>> Begin Extracted data

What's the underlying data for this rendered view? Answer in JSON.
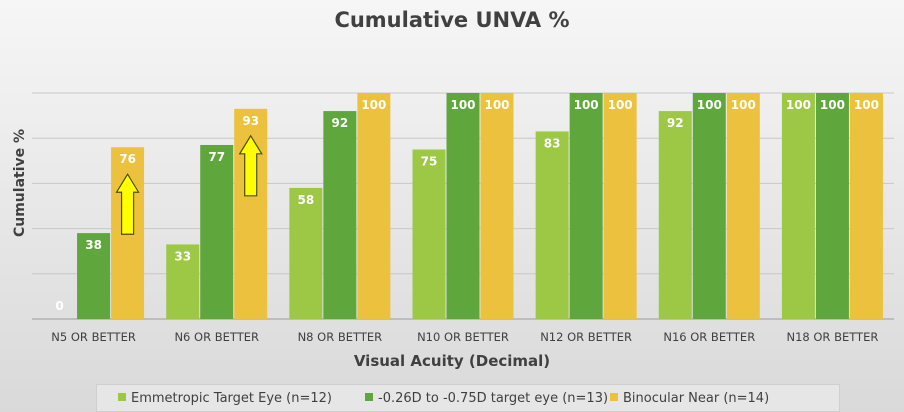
{
  "chart_data": {
    "type": "bar",
    "title": "Cumulative UNVA %",
    "xlabel": "Visual Acuity (Decimal)",
    "ylabel": "Cumulative %",
    "ylim": [
      0,
      100
    ],
    "grid": true,
    "legend_position": "bottom",
    "categories": [
      "N5 OR BETTER",
      "N6 OR BETTER",
      "N8 OR BETTER",
      "N10 OR BETTER",
      "N12 OR BETTER",
      "N16 OR BETTER",
      "N18 OR BETTER"
    ],
    "series": [
      {
        "name": "Emmetropic Target Eye (n=12)",
        "values": [
          0,
          33,
          58,
          75,
          83,
          92,
          100
        ],
        "labels": [
          "0",
          "33",
          "58",
          "75",
          "83",
          "92",
          "100"
        ],
        "color": "#9dc846"
      },
      {
        "name": "-0.26D to -0.75D target eye (n=13)",
        "values": [
          38,
          77,
          92,
          100,
          100,
          100,
          100
        ],
        "labels": [
          "38",
          "77",
          "92",
          "100",
          "100",
          "100",
          "100"
        ],
        "color": "#5fa63c"
      },
      {
        "name": "Binocular Near (n=14)",
        "values": [
          76,
          93,
          100,
          100,
          100,
          100,
          100
        ],
        "labels": [
          "76",
          "93",
          "100",
          "100",
          "100",
          "100",
          "100"
        ],
        "color": "#ecc13e"
      }
    ],
    "annotations": [
      {
        "type": "up-arrow",
        "category_index": 0,
        "series_index": 2,
        "color": "#ffff00"
      },
      {
        "type": "up-arrow",
        "category_index": 1,
        "series_index": 2,
        "color": "#ffff00"
      }
    ]
  }
}
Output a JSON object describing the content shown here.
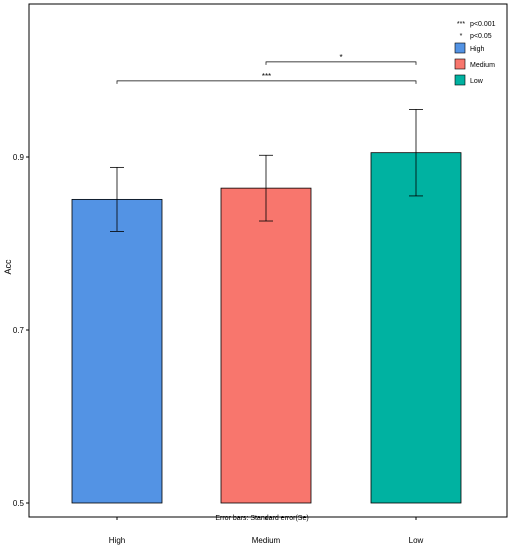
{
  "chart_data": {
    "type": "bar",
    "title": "",
    "xlabel": "",
    "ylabel": "Acc",
    "categories": [
      "High",
      "Medium",
      "Low"
    ],
    "values": [
      0.851,
      0.864,
      0.905
    ],
    "error": [
      0.037,
      0.038,
      0.05
    ],
    "colors": [
      "#5393e4",
      "#f8766d",
      "#00b2a1"
    ],
    "ylim": [
      0.5,
      1.08
    ],
    "yticks": [
      {
        "value": 0.5,
        "label": "0.5"
      },
      {
        "value": 0.7,
        "label": "0.7"
      },
      {
        "value": 0.9,
        "label": "0.9"
      }
    ],
    "grid": false,
    "legend": {
      "placement": "top-right",
      "entries": [
        {
          "label": "High",
          "color": "#5393e4"
        },
        {
          "label": "Medium",
          "color": "#f8766d"
        },
        {
          "label": "Low",
          "color": "#00b2a1"
        }
      ]
    },
    "significance_key": [
      {
        "symbol": "***",
        "label": "p<0.001"
      },
      {
        "symbol": "*",
        "label": "p<0.05"
      }
    ],
    "comparisons": [
      {
        "from": "Medium",
        "to": "Low",
        "y": 1.01,
        "label": "*"
      },
      {
        "from": "High",
        "to": "Low",
        "y": 0.988,
        "label": "***"
      }
    ],
    "note": "Error bars: Standard error(Se)"
  }
}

>> End Extracted data

■ **Directions for this task**: Where a line contains the string "name", extract that line.

■ **Task solution**:
        "name": "Emmetropic Target Eye (n=12)",
        "name": "-0.26D to -0.75D target eye (n=13)",
        "name": "Binocular Near (n=14)",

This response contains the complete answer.